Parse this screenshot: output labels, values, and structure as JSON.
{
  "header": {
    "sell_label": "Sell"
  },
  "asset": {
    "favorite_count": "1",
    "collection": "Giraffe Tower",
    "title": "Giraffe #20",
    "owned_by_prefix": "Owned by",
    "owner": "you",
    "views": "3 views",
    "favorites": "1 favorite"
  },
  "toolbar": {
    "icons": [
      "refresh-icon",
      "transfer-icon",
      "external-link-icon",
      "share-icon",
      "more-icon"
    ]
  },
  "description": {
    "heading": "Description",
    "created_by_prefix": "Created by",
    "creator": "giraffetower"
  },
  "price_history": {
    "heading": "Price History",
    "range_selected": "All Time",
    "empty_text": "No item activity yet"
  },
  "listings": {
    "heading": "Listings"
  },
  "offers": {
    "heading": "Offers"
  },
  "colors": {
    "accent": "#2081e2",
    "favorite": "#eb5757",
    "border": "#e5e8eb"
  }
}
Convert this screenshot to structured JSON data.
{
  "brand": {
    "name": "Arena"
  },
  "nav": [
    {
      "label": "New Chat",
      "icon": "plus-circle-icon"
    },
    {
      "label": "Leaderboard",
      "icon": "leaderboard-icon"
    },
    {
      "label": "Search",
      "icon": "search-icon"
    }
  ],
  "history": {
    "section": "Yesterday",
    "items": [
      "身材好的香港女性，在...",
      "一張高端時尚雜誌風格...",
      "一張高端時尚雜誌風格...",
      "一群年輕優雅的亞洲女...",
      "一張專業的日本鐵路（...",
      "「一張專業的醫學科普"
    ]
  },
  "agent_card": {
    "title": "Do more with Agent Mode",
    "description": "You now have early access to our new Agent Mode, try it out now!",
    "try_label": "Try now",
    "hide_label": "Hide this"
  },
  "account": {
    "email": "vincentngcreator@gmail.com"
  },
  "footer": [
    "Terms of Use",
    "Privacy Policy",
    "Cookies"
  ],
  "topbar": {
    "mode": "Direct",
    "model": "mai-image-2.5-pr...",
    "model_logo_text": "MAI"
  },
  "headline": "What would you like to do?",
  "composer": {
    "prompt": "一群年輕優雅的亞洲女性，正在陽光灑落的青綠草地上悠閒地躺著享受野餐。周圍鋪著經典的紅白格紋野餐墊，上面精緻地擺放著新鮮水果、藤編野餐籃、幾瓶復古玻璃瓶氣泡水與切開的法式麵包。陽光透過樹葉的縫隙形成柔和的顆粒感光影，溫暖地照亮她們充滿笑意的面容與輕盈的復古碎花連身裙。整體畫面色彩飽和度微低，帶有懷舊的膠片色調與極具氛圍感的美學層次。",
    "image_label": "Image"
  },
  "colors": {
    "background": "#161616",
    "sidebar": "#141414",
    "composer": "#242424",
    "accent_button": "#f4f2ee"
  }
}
++++++++++++++++++++
Print the material above once more, exactly.

Parse this screenshot: output labels, values, and structure as JSON.
{
  "header": {
    "sell_label": "Sell"
  },
  "asset": {
    "favorite_count": "1",
    "collection": "Giraffe Tower",
    "title": "Giraffe #20",
    "owned_by_prefix": "Owned by",
    "owner": "you",
    "views": "3 views",
    "favorites": "1 favorite"
  },
  "toolbar": {
    "icons": [
      "refresh-icon",
      "transfer-icon",
      "external-link-icon",
      "share-icon",
      "more-icon"
    ]
  },
  "description": {
    "heading": "Description",
    "created_by_prefix": "Created by",
    "creator": "giraffetower"
  },
  "price_history": {
    "heading": "Price History",
    "range_selected": "All Time",
    "empty_text": "No item activity yet"
  },
  "listings": {
    "heading": "Listings"
  },
  "offers": {
    "heading": "Offers"
  },
  "colors": {
    "accent": "#2081e2",
    "favorite": "#eb5757",
    "border": "#e5e8eb"
  }
}
Convert this screenshot to structured JSON data.
{
  "brand": {
    "name": "Arena"
  },
  "nav": [
    {
      "label": "New Chat",
      "icon": "plus-circle-icon"
    },
    {
      "label": "Leaderboard",
      "icon": "leaderboard-icon"
    },
    {
      "label": "Search",
      "icon": "search-icon"
    }
  ],
  "history": {
    "section": "Yesterday",
    "items": [
      "身材好的香港女性，在...",
      "一張高端時尚雜誌風格...",
      "一張高端時尚雜誌風格...",
      "一群年輕優雅的亞洲女...",
      "一張專業的日本鐵路（...",
      "「一張專業的醫學科普"
    ]
  },
  "agent_card": {
    "title": "Do more with Agent Mode",
    "description": "You now have early access to our new Agent Mode, try it out now!",
    "try_label": "Try now",
    "hide_label": "Hide this"
  },
  "account": {
    "email": "vincentngcreator@gmail.com"
  },
  "footer": [
    "Terms of Use",
    "Privacy Policy",
    "Cookies"
  ],
  "topbar": {
    "mode": "Direct",
    "model": "mai-image-2.5-pr...",
    "model_logo_text": "MAI"
  },
  "headline": "What would you like to do?",
  "composer": {
    "prompt": "一群年輕優雅的亞洲女性，正在陽光灑落的青綠草地上悠閒地躺著享受野餐。周圍鋪著經典的紅白格紋野餐墊，上面精緻地擺放著新鮮水果、藤編野餐籃、幾瓶復古玻璃瓶氣泡水與切開的法式麵包。陽光透過樹葉的縫隙形成柔和的顆粒感光影，溫暖地照亮她們充滿笑意的面容與輕盈的復古碎花連身裙。整體畫面色彩飽和度微低，帶有懷舊的膠片色調與極具氛圍感的美學層次。",
    "image_label": "Image"
  },
  "colors": {
    "background": "#161616",
    "sidebar": "#141414",
    "composer": "#242424",
    "accent_button": "#f4f2ee"
  }
}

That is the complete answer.